Task input »
______________________________

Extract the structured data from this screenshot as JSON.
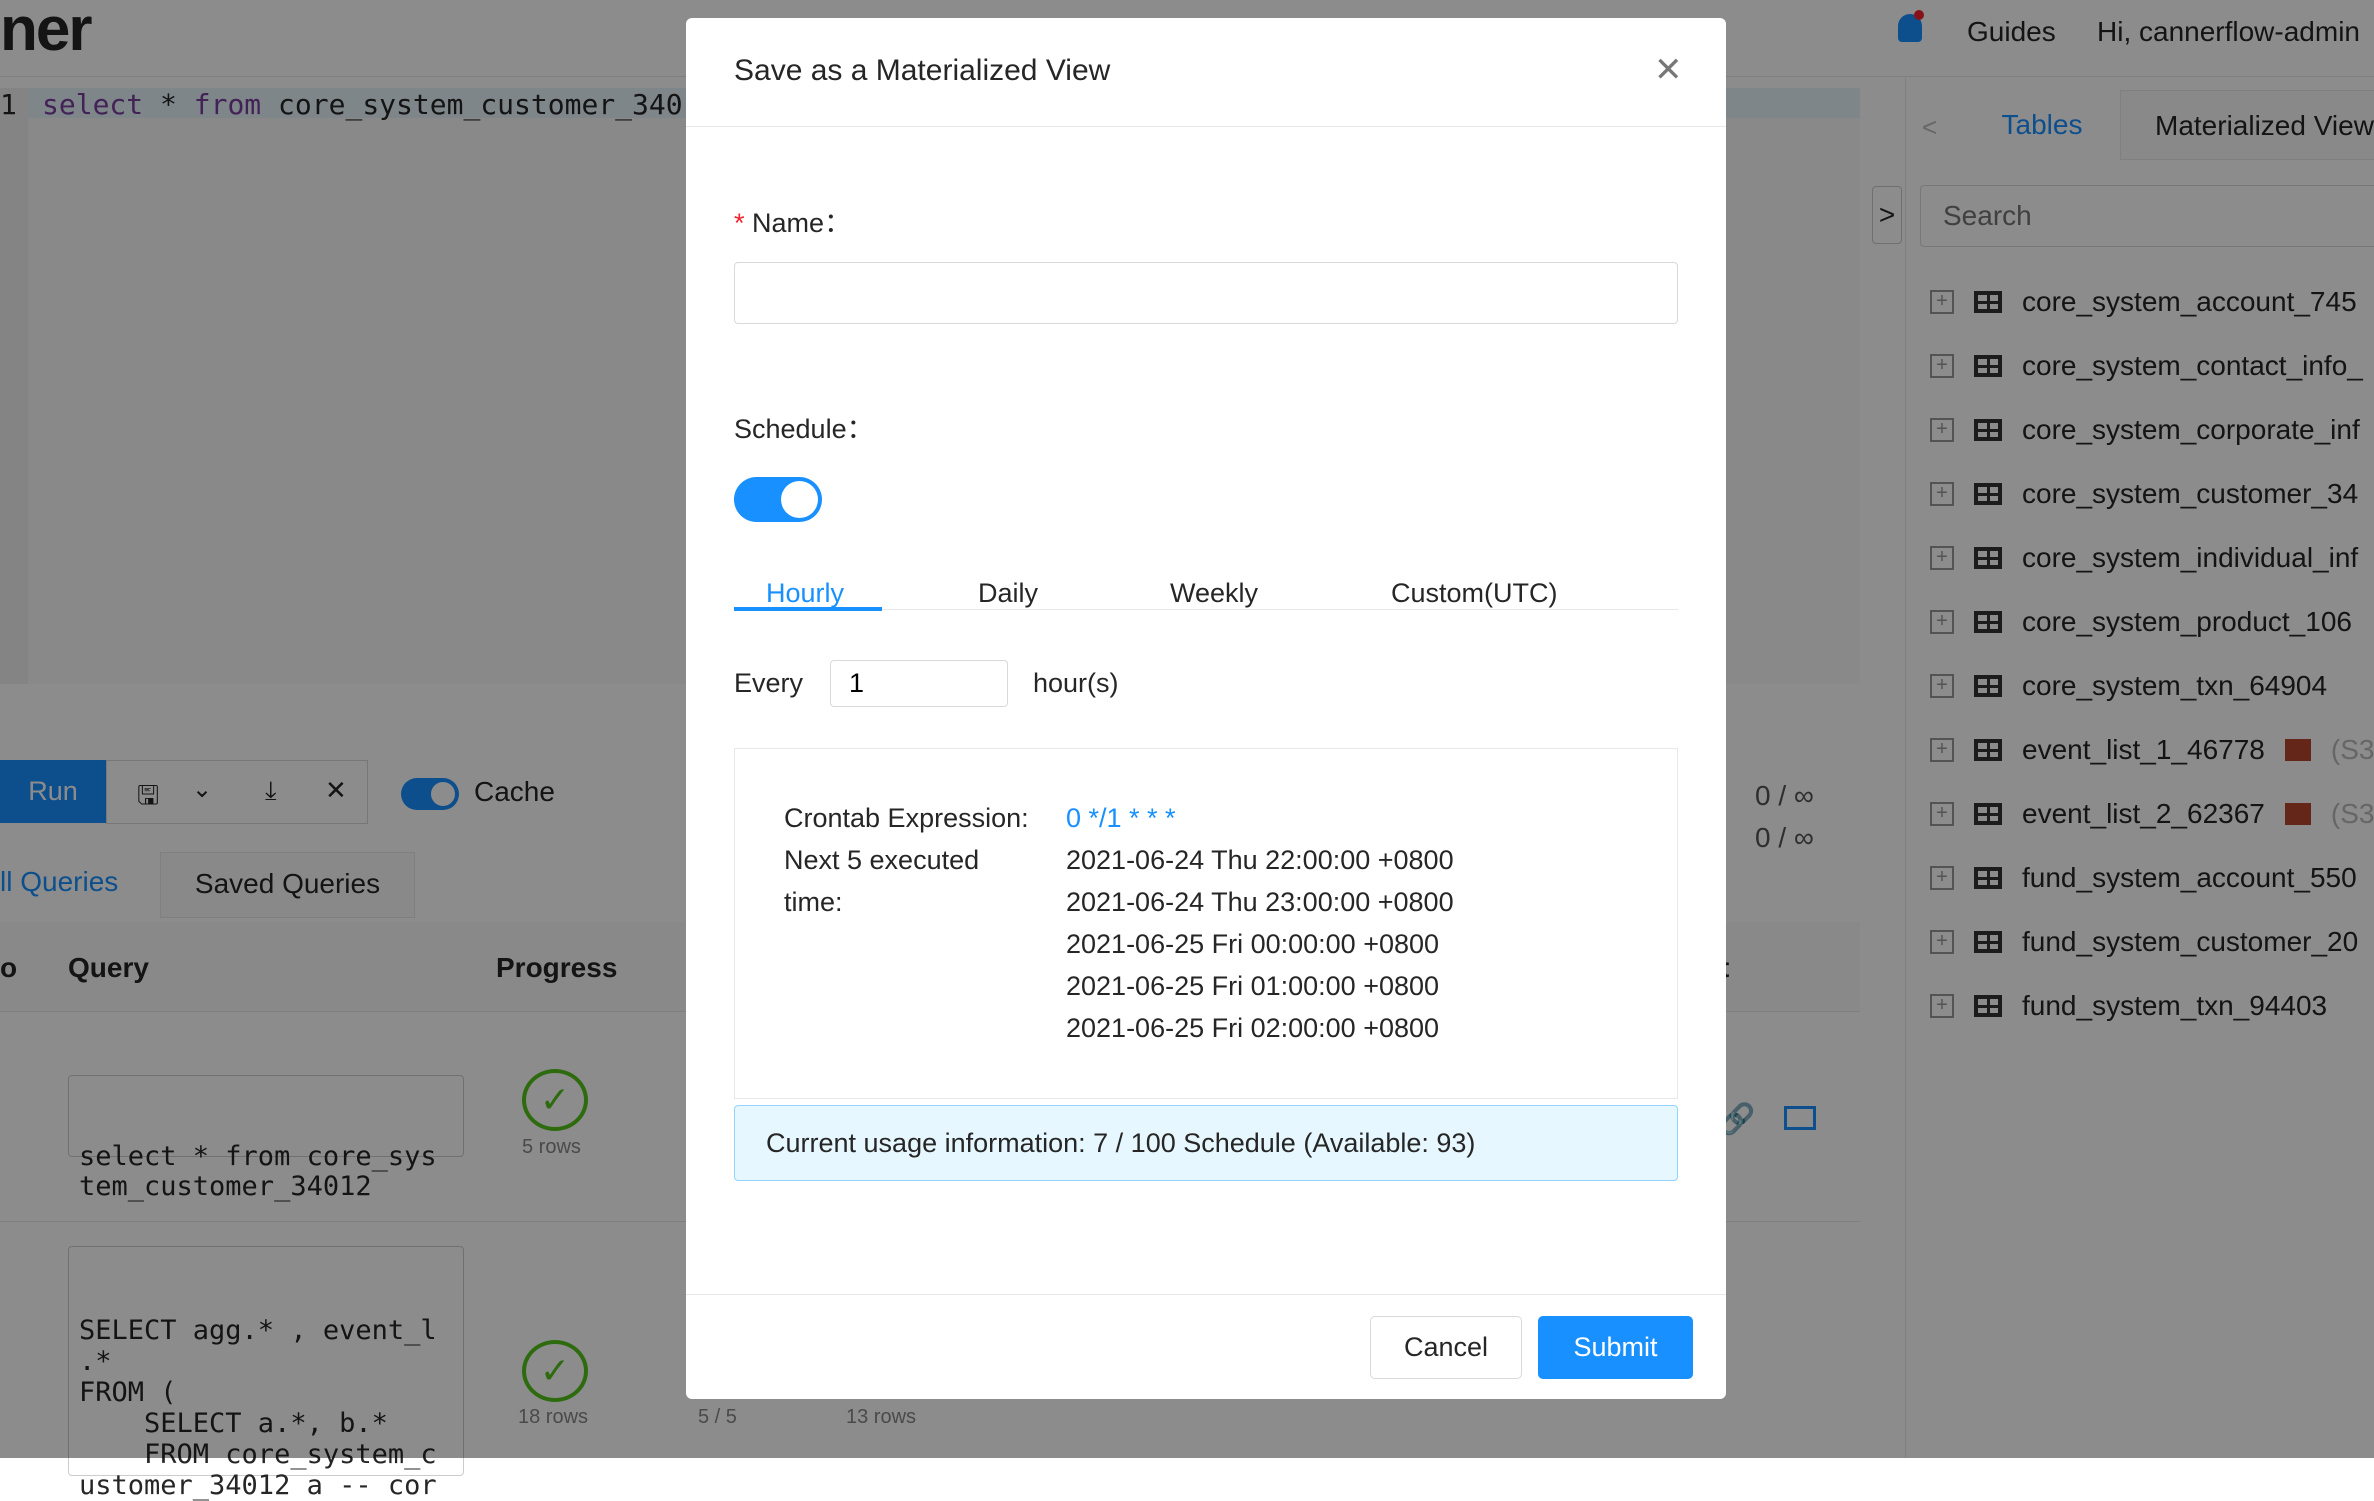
{
  "header": {
    "logo": "ner",
    "guides": "Guides",
    "greeting": "Hi, cannerflow-admin"
  },
  "editor": {
    "line_number": "1",
    "query_kw1": "select",
    "query_star": "*",
    "query_kw2": "from",
    "query_rest": "core_system_customer_340"
  },
  "toolbar": {
    "run_label": "Run",
    "cache_label": "Cache",
    "cache_on": true
  },
  "usage_side": [
    "0 / ∞",
    "0 / ∞"
  ],
  "query_tabs": [
    "ll Queries",
    "Saved Queries"
  ],
  "table": {
    "headers": [
      "o",
      "Query",
      "Progress",
      "t"
    ],
    "rows": [
      {
        "query_lines": [
          "select * from core_sys",
          "tem_customer_34012"
        ],
        "rows_label": "5 rows"
      },
      {
        "query_lines": [
          "SELECT agg.* , event_l",
          ".*",
          "FROM (",
          "    SELECT a.*, b.*",
          "    FROM core_system_c",
          "ustomer_34012 a -- cor"
        ],
        "rows_label": "18 rows",
        "extra": [
          "5 / 5",
          "13 rows"
        ]
      }
    ]
  },
  "sidebar": {
    "tabs": [
      "Tables",
      "Materialized View"
    ],
    "search_placeholder": "Search",
    "items": [
      "core_system_account_745",
      "core_system_contact_info_",
      "core_system_corporate_inf",
      "core_system_customer_34",
      "core_system_individual_inf",
      "core_system_product_106",
      "core_system_txn_64904",
      "event_list_1_46778",
      "event_list_2_62367",
      "fund_system_account_550",
      "fund_system_customer_20",
      "fund_system_txn_94403"
    ],
    "item_suffix": "(S3"
  },
  "modal": {
    "title": "Save as a Materialized View",
    "name_label": "Name",
    "required_mark": "*",
    "name_value": "",
    "schedule_label": "Schedule",
    "schedule_enabled": true,
    "tabs": [
      "Hourly",
      "Daily",
      "Weekly",
      "Custom(UTC)"
    ],
    "active_tab": "Hourly",
    "every_label": "Every",
    "every_value": "1",
    "every_unit": "hour(s)",
    "crontab_label": "Crontab Expression:",
    "crontab_value": "0 */1 * * *",
    "next_label_1": "Next 5 executed",
    "next_label_2": "time:",
    "next_times": [
      "2021-06-24 Thu 22:00:00 +0800",
      "2021-06-24 Thu 23:00:00 +0800",
      "2021-06-25 Fri 00:00:00 +0800",
      "2021-06-25 Fri 01:00:00 +0800",
      "2021-06-25 Fri 02:00:00 +0800"
    ],
    "usage_info": "Current usage information: 7 / 100 Schedule (Available: 93)",
    "cancel": "Cancel",
    "submit": "Submit"
  },
  "colors": {
    "primary": "#1890ff",
    "success": "#52c41a"
  }
}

______________________________

Goal »
Every record above should be written out again exactly; the pictures stay out of the copy.

Output for this exercise »
Extract the structured data from this screenshot as JSON.
{
  "header": {
    "logo": "ner",
    "guides": "Guides",
    "greeting": "Hi, cannerflow-admin"
  },
  "editor": {
    "line_number": "1",
    "query_kw1": "select",
    "query_star": "*",
    "query_kw2": "from",
    "query_rest": "core_system_customer_340"
  },
  "toolbar": {
    "run_label": "Run",
    "cache_label": "Cache",
    "cache_on": true
  },
  "usage_side": [
    "0 / ∞",
    "0 / ∞"
  ],
  "query_tabs": [
    "ll Queries",
    "Saved Queries"
  ],
  "table": {
    "headers": [
      "o",
      "Query",
      "Progress",
      "t"
    ],
    "rows": [
      {
        "query_lines": [
          "select * from core_sys",
          "tem_customer_34012"
        ],
        "rows_label": "5 rows"
      },
      {
        "query_lines": [
          "SELECT agg.* , event_l",
          ".*",
          "FROM (",
          "    SELECT a.*, b.*",
          "    FROM core_system_c",
          "ustomer_34012 a -- cor"
        ],
        "rows_label": "18 rows",
        "extra": [
          "5 / 5",
          "13 rows"
        ]
      }
    ]
  },
  "sidebar": {
    "tabs": [
      "Tables",
      "Materialized View"
    ],
    "search_placeholder": "Search",
    "items": [
      "core_system_account_745",
      "core_system_contact_info_",
      "core_system_corporate_inf",
      "core_system_customer_34",
      "core_system_individual_inf",
      "core_system_product_106",
      "core_system_txn_64904",
      "event_list_1_46778",
      "event_list_2_62367",
      "fund_system_account_550",
      "fund_system_customer_20",
      "fund_system_txn_94403"
    ],
    "item_suffix": "(S3"
  },
  "modal": {
    "title": "Save as a Materialized View",
    "name_label": "Name",
    "required_mark": "*",
    "name_value": "",
    "schedule_label": "Schedule",
    "schedule_enabled": true,
    "tabs": [
      "Hourly",
      "Daily",
      "Weekly",
      "Custom(UTC)"
    ],
    "active_tab": "Hourly",
    "every_label": "Every",
    "every_value": "1",
    "every_unit": "hour(s)",
    "crontab_label": "Crontab Expression:",
    "crontab_value": "0 */1 * * *",
    "next_label_1": "Next 5 executed",
    "next_label_2": "time:",
    "next_times": [
      "2021-06-24 Thu 22:00:00 +0800",
      "2021-06-24 Thu 23:00:00 +0800",
      "2021-06-25 Fri 00:00:00 +0800",
      "2021-06-25 Fri 01:00:00 +0800",
      "2021-06-25 Fri 02:00:00 +0800"
    ],
    "usage_info": "Current usage information: 7 / 100 Schedule (Available: 93)",
    "cancel": "Cancel",
    "submit": "Submit"
  },
  "colors": {
    "primary": "#1890ff",
    "success": "#52c41a"
  }
}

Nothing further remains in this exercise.